** start RECORDS TO PROCESS **

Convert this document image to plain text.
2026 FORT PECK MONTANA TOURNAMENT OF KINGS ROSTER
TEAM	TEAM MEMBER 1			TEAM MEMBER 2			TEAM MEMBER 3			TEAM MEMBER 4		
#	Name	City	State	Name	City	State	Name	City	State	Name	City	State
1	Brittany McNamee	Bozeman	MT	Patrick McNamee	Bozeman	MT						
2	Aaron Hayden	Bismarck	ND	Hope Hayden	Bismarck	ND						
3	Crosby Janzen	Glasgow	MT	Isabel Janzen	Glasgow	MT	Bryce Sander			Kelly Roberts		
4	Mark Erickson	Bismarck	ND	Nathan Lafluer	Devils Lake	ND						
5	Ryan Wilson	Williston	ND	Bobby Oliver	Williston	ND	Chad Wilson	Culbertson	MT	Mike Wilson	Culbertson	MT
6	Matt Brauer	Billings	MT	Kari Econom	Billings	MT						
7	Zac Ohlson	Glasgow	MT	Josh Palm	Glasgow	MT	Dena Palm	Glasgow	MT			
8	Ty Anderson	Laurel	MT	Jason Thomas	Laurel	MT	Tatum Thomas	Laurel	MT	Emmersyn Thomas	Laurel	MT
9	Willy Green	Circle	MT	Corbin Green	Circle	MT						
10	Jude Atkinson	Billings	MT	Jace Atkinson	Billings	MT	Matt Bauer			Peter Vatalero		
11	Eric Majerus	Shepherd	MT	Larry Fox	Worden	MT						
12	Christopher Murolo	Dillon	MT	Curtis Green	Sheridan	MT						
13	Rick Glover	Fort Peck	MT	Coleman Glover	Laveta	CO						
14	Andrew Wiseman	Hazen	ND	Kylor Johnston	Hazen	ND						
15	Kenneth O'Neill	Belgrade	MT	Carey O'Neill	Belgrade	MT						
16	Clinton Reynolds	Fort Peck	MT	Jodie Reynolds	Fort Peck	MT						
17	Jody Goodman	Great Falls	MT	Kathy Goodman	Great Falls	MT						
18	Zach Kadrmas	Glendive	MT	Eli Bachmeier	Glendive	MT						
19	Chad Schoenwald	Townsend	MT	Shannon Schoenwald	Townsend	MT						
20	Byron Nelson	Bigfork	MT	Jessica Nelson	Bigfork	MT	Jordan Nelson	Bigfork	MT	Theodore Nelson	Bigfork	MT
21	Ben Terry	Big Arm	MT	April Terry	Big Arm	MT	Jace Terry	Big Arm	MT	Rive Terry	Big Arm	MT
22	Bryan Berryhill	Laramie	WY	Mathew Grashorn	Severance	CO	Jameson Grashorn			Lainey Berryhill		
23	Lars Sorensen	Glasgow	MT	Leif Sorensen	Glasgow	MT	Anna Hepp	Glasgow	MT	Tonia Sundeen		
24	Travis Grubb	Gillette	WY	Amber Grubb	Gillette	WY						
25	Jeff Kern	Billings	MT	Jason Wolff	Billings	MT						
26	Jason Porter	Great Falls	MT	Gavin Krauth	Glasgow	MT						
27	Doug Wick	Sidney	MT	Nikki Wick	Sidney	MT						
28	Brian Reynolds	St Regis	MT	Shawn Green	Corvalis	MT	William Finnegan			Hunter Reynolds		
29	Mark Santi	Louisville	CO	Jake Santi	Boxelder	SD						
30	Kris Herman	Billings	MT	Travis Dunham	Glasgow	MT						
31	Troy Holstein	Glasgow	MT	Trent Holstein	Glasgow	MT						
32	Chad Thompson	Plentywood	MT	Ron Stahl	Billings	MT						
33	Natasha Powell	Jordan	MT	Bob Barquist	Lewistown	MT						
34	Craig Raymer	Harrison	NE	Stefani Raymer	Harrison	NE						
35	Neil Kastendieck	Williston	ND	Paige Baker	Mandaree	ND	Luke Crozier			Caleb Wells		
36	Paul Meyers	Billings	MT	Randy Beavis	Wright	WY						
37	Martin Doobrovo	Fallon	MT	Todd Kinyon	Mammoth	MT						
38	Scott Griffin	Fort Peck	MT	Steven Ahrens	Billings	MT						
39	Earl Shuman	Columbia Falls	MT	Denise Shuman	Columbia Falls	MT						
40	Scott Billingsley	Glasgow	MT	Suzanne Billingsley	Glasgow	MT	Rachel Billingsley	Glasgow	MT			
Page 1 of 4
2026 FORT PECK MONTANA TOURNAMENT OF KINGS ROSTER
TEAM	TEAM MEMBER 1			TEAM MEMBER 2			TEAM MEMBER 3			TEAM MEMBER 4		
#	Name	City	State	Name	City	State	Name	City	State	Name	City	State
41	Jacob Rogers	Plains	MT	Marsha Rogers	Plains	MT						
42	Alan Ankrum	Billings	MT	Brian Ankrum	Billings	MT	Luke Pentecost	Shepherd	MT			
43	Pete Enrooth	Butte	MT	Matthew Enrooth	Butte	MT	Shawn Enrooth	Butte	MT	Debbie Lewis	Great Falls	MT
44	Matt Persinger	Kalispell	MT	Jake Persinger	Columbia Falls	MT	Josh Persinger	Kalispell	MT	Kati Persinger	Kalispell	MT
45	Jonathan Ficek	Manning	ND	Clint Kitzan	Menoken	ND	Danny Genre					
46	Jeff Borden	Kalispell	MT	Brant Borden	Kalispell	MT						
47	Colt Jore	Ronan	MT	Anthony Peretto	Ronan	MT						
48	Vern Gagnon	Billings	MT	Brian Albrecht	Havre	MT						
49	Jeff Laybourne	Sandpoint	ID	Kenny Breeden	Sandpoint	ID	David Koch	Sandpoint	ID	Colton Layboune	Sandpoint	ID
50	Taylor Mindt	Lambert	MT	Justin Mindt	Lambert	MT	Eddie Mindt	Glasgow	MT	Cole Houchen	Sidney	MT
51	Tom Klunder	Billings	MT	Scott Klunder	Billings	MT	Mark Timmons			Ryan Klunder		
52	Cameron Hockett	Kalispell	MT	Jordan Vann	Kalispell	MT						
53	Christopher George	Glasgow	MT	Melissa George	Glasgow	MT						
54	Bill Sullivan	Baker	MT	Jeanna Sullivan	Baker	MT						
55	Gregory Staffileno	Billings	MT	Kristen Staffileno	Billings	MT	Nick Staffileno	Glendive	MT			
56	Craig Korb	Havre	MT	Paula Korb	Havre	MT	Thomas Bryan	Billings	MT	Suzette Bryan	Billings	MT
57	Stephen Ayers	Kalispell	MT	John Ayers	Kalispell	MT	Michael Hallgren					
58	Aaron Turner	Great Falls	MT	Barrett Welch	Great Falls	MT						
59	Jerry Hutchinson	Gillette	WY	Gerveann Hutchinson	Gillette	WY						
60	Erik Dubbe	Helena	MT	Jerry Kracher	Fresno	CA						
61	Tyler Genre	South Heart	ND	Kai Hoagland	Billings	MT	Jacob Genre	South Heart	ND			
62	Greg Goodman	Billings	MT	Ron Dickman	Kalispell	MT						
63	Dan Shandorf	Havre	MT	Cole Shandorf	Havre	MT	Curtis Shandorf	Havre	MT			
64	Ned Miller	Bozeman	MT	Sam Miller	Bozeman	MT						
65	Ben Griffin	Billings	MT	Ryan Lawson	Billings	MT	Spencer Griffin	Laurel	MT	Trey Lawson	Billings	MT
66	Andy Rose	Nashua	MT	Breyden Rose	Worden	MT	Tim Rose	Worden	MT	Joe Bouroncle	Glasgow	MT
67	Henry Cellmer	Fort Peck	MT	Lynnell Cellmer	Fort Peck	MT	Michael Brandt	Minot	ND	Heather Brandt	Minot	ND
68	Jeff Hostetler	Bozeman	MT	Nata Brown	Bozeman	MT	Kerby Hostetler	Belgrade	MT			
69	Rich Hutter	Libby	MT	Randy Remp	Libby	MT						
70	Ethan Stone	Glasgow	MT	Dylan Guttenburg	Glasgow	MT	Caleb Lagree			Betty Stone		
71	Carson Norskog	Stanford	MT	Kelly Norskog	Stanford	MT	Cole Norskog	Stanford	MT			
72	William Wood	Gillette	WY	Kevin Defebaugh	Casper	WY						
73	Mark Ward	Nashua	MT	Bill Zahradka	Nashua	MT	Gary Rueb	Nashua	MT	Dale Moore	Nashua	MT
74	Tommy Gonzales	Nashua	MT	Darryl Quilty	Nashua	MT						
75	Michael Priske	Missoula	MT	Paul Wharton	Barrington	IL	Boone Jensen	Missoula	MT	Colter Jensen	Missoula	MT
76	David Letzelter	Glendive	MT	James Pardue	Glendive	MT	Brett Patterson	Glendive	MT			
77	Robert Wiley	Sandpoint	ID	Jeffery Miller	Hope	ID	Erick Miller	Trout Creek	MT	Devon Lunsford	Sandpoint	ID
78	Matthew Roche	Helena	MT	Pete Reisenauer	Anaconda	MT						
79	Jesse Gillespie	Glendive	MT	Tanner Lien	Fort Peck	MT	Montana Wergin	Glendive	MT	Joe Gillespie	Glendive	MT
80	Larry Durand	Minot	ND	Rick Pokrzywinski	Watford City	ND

** end RECORDS TO PROCESS **

### STATED GOAL
Among these entries, how many lines include the string "Bryan"? Reply with the number by itself.

### ANSWER FOR THE TASK
2